Entries of transcribed document text:
<<<<

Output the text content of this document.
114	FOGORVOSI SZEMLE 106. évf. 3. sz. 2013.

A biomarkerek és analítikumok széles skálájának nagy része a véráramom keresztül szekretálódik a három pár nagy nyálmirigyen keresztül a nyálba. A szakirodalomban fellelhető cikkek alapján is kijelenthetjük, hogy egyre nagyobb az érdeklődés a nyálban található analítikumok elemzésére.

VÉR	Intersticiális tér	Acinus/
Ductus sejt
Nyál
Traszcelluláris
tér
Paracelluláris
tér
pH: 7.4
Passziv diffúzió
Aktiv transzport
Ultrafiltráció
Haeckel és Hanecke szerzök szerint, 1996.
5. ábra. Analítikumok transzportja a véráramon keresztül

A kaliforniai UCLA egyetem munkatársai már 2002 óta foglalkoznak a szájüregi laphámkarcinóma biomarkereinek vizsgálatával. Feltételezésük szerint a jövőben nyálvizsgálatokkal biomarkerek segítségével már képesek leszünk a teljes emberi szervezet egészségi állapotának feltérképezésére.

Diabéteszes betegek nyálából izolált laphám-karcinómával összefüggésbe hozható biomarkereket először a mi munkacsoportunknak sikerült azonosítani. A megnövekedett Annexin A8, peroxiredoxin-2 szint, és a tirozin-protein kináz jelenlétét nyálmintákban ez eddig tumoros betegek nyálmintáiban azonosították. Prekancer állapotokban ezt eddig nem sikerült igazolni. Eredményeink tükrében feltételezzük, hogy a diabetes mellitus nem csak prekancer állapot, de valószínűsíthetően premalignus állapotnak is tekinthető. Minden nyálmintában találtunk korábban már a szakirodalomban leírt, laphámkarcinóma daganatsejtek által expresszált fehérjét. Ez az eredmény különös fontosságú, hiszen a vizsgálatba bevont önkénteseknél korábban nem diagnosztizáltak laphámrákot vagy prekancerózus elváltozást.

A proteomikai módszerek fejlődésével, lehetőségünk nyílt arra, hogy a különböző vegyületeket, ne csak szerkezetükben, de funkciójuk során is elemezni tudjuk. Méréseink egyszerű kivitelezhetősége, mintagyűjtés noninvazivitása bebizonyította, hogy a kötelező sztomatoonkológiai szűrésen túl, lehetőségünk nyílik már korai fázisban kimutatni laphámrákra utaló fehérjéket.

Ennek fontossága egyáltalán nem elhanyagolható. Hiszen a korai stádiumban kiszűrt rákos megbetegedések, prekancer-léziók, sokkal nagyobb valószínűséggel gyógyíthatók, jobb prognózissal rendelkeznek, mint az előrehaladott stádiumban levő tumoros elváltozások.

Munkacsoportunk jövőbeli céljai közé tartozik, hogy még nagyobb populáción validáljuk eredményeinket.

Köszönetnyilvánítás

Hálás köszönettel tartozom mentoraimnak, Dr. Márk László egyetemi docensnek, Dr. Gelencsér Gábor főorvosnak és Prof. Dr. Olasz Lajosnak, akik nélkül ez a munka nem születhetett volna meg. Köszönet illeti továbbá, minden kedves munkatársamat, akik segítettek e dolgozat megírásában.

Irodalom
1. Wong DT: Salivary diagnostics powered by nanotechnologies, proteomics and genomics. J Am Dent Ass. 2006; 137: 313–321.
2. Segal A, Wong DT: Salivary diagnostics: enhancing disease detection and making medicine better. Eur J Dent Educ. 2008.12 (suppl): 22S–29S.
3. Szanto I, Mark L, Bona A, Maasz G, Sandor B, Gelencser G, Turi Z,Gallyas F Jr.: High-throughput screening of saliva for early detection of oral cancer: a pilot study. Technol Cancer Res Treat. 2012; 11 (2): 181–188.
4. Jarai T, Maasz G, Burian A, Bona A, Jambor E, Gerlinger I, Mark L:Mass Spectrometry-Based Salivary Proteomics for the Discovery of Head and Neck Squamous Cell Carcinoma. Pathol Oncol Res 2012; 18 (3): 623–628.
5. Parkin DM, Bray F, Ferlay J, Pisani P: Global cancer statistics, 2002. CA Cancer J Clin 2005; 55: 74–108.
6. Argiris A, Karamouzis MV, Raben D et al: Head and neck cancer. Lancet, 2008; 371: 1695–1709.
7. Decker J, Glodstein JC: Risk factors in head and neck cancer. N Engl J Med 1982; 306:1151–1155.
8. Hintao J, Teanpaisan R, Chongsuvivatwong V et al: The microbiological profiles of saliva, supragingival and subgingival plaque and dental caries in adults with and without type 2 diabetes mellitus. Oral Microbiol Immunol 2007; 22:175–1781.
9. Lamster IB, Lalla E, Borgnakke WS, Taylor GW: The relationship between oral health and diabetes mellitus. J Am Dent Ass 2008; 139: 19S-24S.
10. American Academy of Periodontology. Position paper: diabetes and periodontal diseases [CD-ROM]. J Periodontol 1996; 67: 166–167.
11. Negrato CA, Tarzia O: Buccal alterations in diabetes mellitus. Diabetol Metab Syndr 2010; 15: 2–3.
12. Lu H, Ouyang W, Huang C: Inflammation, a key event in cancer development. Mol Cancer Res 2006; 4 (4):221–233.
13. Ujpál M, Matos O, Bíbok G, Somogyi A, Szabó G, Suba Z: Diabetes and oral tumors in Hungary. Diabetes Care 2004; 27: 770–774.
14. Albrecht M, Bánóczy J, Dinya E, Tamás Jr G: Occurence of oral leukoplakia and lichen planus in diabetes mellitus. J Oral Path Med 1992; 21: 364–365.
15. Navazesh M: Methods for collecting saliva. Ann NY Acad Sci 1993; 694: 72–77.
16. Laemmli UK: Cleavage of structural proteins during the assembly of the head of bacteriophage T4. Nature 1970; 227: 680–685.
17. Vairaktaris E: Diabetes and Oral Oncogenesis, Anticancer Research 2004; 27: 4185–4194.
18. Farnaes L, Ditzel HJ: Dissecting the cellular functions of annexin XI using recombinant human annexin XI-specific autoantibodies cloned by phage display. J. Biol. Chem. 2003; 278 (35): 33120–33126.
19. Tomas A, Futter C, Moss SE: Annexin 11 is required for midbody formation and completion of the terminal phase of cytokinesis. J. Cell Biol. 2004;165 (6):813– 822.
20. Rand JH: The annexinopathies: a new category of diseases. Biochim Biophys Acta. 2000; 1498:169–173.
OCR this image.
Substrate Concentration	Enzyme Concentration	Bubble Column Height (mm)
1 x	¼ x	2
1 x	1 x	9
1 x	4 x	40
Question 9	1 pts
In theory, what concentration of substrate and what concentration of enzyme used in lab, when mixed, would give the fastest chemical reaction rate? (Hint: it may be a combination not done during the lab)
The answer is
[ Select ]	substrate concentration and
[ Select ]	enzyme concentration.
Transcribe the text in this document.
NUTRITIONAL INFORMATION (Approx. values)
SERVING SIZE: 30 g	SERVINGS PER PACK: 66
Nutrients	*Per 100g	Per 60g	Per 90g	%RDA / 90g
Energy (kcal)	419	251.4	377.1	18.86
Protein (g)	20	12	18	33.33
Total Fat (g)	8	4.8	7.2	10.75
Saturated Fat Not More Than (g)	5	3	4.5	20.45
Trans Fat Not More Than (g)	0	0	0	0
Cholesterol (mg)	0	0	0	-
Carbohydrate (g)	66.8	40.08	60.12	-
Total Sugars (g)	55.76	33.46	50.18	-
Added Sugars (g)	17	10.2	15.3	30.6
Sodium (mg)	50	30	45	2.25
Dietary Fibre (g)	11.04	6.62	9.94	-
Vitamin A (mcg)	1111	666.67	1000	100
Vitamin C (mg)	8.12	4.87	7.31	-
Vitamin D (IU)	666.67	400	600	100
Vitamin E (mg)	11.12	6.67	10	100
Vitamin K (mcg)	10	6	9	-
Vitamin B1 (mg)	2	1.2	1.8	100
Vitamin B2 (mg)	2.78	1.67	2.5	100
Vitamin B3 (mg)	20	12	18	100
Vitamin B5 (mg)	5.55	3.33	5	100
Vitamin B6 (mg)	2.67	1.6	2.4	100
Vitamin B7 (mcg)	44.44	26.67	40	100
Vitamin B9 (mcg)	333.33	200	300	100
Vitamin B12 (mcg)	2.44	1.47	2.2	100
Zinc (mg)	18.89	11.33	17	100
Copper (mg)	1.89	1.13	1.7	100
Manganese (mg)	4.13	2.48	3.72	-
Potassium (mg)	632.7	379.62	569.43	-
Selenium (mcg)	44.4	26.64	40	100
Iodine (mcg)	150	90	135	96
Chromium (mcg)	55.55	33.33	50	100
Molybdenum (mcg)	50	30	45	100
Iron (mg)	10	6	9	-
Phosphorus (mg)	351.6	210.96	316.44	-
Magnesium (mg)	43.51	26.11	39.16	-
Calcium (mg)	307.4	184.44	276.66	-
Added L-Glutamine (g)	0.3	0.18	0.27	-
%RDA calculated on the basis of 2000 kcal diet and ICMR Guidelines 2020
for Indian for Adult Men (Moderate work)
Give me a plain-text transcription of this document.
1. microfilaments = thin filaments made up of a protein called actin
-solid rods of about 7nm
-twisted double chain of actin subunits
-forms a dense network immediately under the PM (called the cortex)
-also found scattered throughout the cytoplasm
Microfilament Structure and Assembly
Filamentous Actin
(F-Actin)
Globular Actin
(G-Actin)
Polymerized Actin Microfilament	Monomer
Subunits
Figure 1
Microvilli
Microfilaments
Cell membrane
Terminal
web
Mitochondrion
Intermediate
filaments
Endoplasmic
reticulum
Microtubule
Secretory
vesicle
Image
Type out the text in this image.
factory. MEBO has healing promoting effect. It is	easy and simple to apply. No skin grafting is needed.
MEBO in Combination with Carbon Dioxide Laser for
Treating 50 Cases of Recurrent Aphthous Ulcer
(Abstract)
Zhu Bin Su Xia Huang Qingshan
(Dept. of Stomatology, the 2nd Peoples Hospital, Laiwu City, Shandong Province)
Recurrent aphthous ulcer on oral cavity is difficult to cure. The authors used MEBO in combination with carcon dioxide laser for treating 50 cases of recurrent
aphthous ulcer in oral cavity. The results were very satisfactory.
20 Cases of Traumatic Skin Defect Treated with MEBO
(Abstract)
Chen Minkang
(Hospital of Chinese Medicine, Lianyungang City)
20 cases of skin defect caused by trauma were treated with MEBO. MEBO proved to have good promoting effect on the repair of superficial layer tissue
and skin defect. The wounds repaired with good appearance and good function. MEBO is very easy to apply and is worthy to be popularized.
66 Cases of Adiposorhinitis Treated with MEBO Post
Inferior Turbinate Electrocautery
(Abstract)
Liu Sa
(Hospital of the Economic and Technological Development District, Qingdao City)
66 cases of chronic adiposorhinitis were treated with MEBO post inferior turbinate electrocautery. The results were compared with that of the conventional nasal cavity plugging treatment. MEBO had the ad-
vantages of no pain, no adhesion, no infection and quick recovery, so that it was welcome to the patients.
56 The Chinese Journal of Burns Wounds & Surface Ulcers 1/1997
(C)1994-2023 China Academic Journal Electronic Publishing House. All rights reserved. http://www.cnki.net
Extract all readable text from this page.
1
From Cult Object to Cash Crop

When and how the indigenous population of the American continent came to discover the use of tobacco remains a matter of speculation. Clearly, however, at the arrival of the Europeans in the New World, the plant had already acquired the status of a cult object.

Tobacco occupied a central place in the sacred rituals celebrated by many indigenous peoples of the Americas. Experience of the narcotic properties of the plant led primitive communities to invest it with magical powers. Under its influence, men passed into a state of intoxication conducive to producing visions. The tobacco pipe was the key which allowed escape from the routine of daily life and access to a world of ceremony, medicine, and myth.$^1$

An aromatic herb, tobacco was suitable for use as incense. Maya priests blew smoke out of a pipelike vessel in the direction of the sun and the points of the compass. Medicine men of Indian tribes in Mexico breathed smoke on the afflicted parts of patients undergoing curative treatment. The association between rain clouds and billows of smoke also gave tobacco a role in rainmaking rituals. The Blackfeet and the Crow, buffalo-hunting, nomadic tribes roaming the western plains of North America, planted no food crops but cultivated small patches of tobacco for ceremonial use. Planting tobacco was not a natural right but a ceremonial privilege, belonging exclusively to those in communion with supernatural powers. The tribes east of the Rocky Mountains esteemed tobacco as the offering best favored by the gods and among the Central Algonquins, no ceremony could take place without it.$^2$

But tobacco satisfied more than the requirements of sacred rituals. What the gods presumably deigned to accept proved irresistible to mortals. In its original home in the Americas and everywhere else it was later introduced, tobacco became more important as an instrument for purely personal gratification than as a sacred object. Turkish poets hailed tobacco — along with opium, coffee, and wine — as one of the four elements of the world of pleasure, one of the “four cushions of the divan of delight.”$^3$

>>>>

Every line above that has the string "cavity" needs to be copied.

Recurrent aphthous ulcer on oral cavity is difficult to cure. The authors used MEBO in combination with carcon dioxide laser for treating 50 cases of recurrent
aphthous ulcer in oral cavity. The results were very satisfactory.
66 cases of chronic adiposorhinitis were treated with MEBO post inferior turbinate electrocautery. The results were compared with that of the conventional nasal cavity plugging treatment. MEBO had the ad-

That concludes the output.